What to produce = Reproduce the passage of the Go operator tutorial starting at "- Make sure" and ending at "command line environment.", changing "cluster-admin" to "namespace-admin".

# START OF Document excerpt

Go Operator Tutorial
NOTE: If your project was created with an operator-sdk
version prior to v1.0.0
please migrate, or consult the legacy docs.
Prerequisites
- Go through the installation guide.
- Make sure your user is authorized with
cluster-admin
permissions. - An accessible image registry for various operator images (ex. hub.docker.com,
quay.io) and be logged in to your command line environment.
example.com
is used as the registry Docker Hub namespace in these examples. Replace it with another value if using a different registry or namespace.- Authentication and certificates if the registry is private or uses a custom CA.
Overview
We will create a sample project to let you know how it works and this sample will:
- Create a Memcached Deployment if it doesn’t exist
- Ensure that the Deployment size is the same as specified by the Memcached CR spec
- Update the Memcached CR status using the status writer with the names of the CR’s pods
Create a new project
Use the CLI to create a new memcached-operator project:
mkdir -p $HOME/projects/memcached-operator
cd $HOME/projects/memcached-operator
# we'll use a domain of example.com
# so all API groups will be <group>.example.com
operator-sdk init --domain example.com --repo github.com/example/memcached-operator
--domain
will be used as the prefix of the API group your custom resources will be created in.

# END OF Document excerpt
# START OF Given entries

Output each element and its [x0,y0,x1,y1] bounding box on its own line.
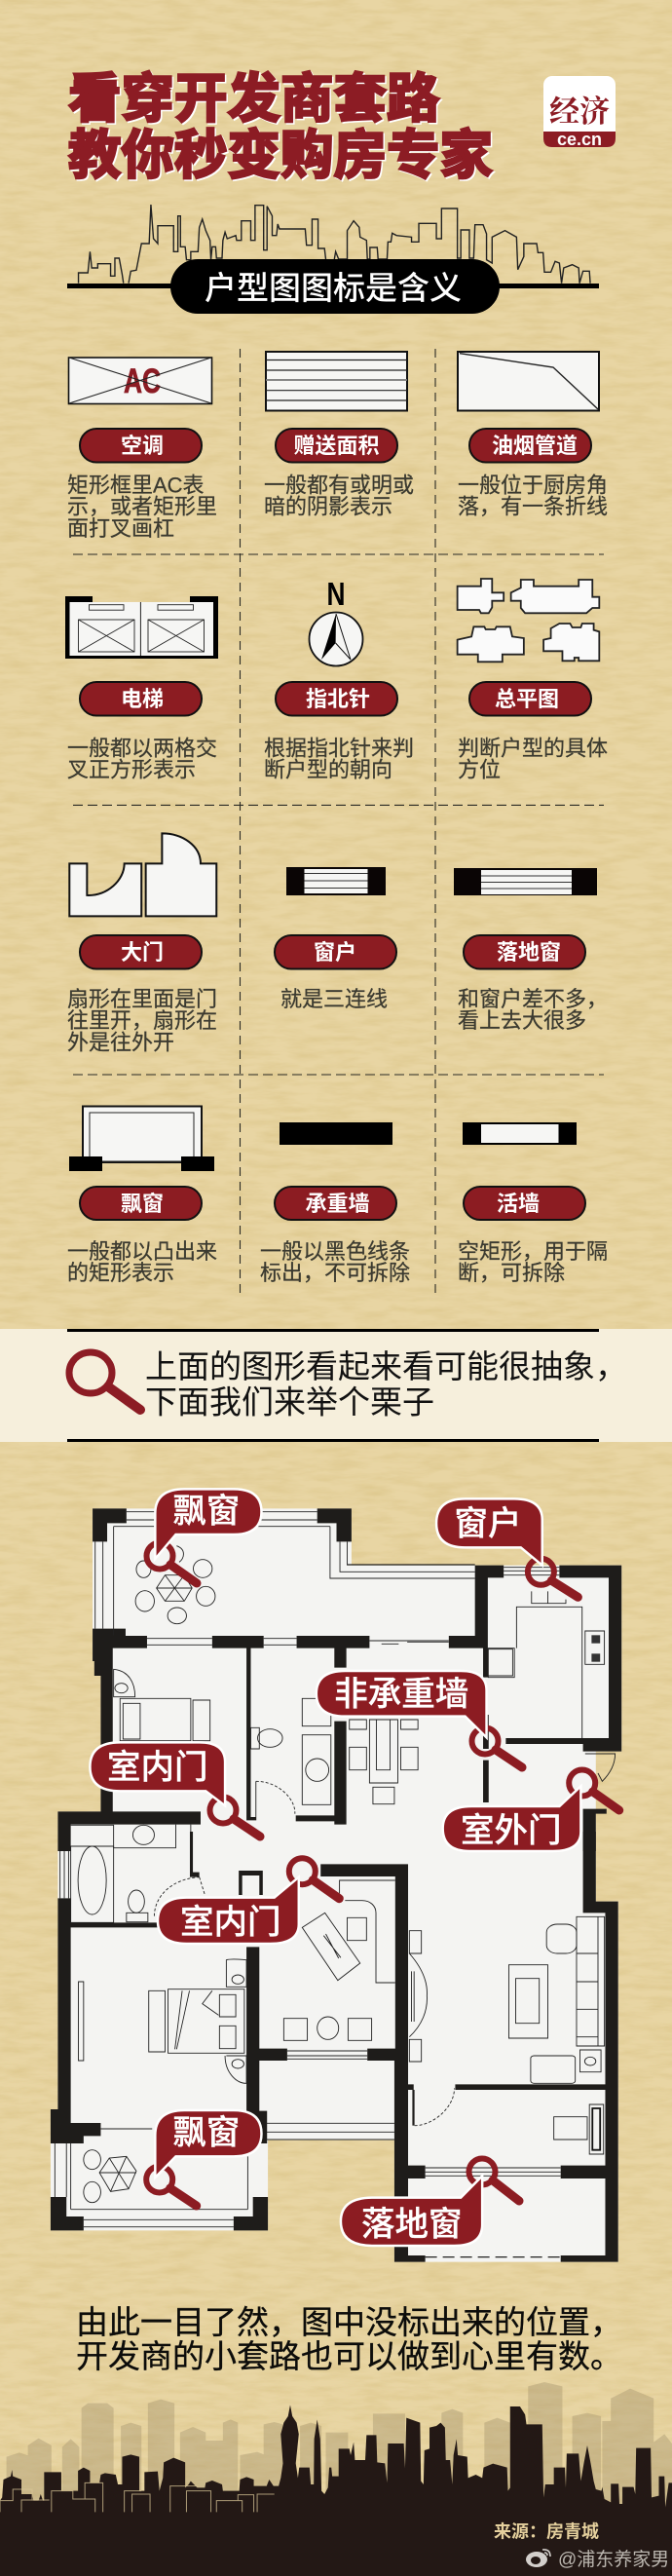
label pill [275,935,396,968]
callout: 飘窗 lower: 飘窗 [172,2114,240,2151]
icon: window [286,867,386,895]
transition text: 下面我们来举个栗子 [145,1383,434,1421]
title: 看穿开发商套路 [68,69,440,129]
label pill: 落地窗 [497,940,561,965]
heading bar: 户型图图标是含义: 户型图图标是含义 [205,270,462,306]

# END OF Given entries

Exercise response =
- Make sure your user is authorized with
namespace-admin
permissions. - An accessible image registry for various operator images (ex. hub.docker.com,
quay.io) and be logged in to your command line environment.